仙台駅からクルマを15分ほど走らせた静かな住宅街に立つ「チッカディー&ホーム」。看板が小さく外観も控えめなこの店を侮るなかれ。北欧を中心としたデザイナーのレアピースが集まる宝庫だ。オーナーの沼田寛彦は、徹底している。圧倒的な知識量に裏付けられた審美眼で、世界的にも稀少な家具を選び抜いてきた。オープン14年目のいまも、毎年2カ月ほどは海外の市場を巡り、メーカーやデザインアーカイブを訪問する。年間に買い付けるアイテムは500ピースほど。その多くは入荷後1年以内に売れてしまう。

また、手元に届いたものには、いちからメンテナンスを施す。傷んだ木材を削ぎ落とし、布地や革を張り替えるのだが、ここでも沼田の見識が冴えわたる。

「できるだけオリジナルに近づけるために必要な生地や皮革を選びます。たとえば、アイノ・アアルトがサヴォイレストランのためにデザインしたチェアは、レストランへ行って張り替え生地や仕様をチェックしてきました。デンマークにいる知人の職人にも教わるし、日本での張り替えは国家技能士検定1級の保持者が担います」

▶ **作業 1**
データの行のうち、「Patent image size: (816, 698).」を含む行で始まり、データの最後の行で終わる部分を、空行を抜いて番号付きリストに入れてください。始まりと終わりの行も含めます。
本文とこの後の行は、互いに関係のない別々の材料です。

▶ **データの行**

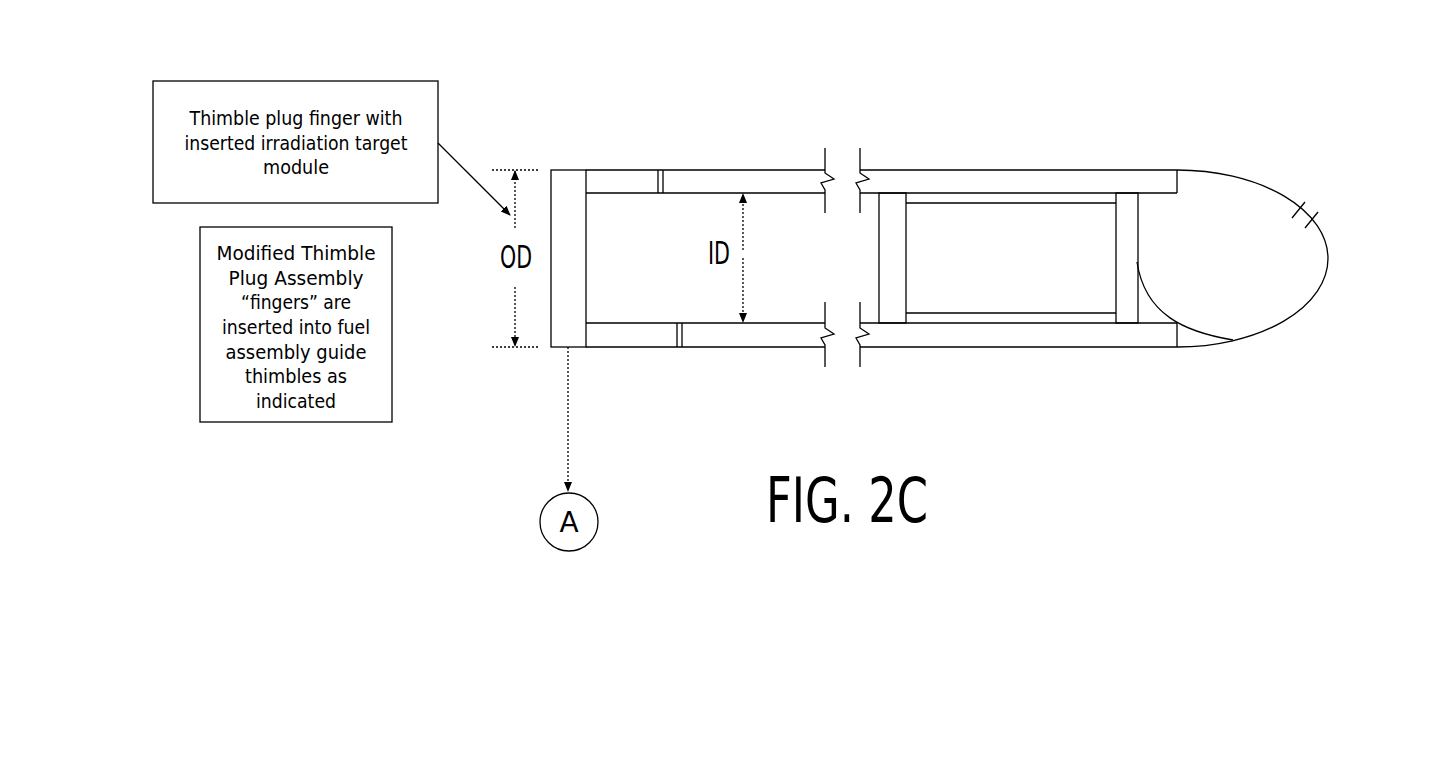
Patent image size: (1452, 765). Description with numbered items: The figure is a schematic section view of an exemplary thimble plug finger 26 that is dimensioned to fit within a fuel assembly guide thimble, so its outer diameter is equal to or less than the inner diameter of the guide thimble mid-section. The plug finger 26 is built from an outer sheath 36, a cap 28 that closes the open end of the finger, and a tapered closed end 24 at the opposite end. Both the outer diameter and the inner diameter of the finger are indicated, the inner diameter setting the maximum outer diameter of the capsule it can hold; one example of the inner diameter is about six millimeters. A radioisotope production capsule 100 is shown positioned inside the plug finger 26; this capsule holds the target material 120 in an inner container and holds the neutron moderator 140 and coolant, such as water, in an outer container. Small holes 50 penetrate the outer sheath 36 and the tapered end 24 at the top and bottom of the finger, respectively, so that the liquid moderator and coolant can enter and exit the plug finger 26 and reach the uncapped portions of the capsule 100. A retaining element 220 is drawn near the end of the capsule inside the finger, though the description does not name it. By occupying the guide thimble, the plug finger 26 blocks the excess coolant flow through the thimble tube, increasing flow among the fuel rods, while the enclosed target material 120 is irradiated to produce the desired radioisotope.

The thimble plug finger 26 is at (1322, 123).
The cap 28 is at (563, 170).
The outer sheath 36 is at (787, 170).
The small holes 50 is at (657, 170).
The tapered closed end 24 is at (1328, 258).
The neutron moderator 140 is at (1010, 203).
The target module retaining spacer 220 is at (1123, 203).
The target material 120 is at (1010, 307).
The radioisotope production capsule 100 is at (1233, 340).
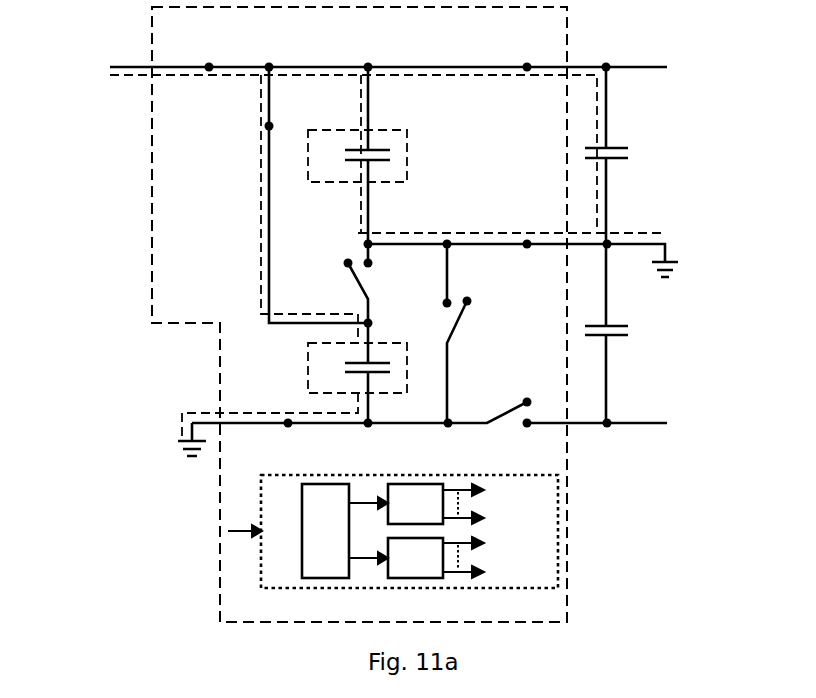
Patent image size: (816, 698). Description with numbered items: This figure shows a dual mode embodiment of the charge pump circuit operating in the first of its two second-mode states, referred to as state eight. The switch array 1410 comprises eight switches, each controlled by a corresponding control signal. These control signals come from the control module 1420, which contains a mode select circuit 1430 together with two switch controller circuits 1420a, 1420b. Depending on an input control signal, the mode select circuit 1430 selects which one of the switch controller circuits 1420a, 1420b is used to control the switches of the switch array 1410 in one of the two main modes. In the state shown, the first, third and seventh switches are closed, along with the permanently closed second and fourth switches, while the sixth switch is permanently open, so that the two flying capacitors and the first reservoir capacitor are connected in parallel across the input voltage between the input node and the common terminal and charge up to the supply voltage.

The switch array 1410 is at (391, 314).
The control module 1420 is at (393, 531).
The switch controller circuit 1420a is at (415, 504).
The switch controller circuit 1420b is at (415, 558).
The mode select circuit 1430 is at (325, 531).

▶ **作業 2**
本文の中で、「仙台駅からクルマを15分ほど」を含む語句で始まり「検定1級の保持者が担います」」で終わる部分を、そのまま書き写してください。

▶ **作業の答え 1**
1. Patent image size: (816, 698). Description with numbered items: This figure shows a dual mode embodiment of the charge pump circuit operating in the first of its two second-mode states, referred to as state eight. The switch array 1410 comprises eight switches, each controlled by a corresponding control signal. These control signals come from the control module 1420, which contains a mode select circuit 1430 together with two switch controller circuits 1420a, 1420b. Depending on an input control signal, the mode select circuit 1430 selects which one of the switch controller circuits 1420a, 1420b is used to control the switches of the switch array 1410 in one of the two main modes. In the state shown, the first, third and seventh switches are closed, along with the permanently closed second and fourth switches, while the sixth switch is permanently open, so that the two flying capacitors and the first reservoir capacitor are connected in parallel across the input voltage between the input node and the common terminal and charge up to the supply voltage.
2. The switch array 1410 is at (391, 314).
3. The control module 1420 is at (393, 531).
4. The switch controller circuit 1420a is at (415, 504).
5. The switch controller circuit 1420b is at (415, 558).
6. The mode select circuit 1430 is at (325, 531).

▶ **作業の答え 2**
仙台駅からクルマを15分ほど走らせた静かな住宅街に立つ「チッカディー&ホーム」。看板が小さく外観も控えめなこの店を侮るなかれ。北欧を中心としたデザイナーのレアピースが集まる宝庫だ。オーナーの沼田寛彦は、徹底している。圧倒的な知識量に裏付けられた審美眼で、世界的にも稀少な家具を選び抜いてきた。オープン14年目のいまも、毎年2カ月ほどは海外の市場を巡り、メーカーやデザインアーカイブを訪問する。年間に買い付けるアイテムは500ピースほど。その多くは入荷後1年以内に売れてしまう。

また、手元に届いたものには、いちからメンテナンスを施す。傷んだ木材を削ぎ落とし、布地や革を張り替えるのだが、ここでも沼田の見識が冴えわたる。

「できるだけオリジナルに近づけるために必要な生地や皮革を選びます。たとえば、アイノ・アアルトがサヴォイレストランのためにデザインしたチェアは、レストランへ行って張り替え生地や仕様をチェックしてきました。デンマークにいる知人の職人にも教わるし、日本での張り替えは国家技能士検定1級の保持者が担います」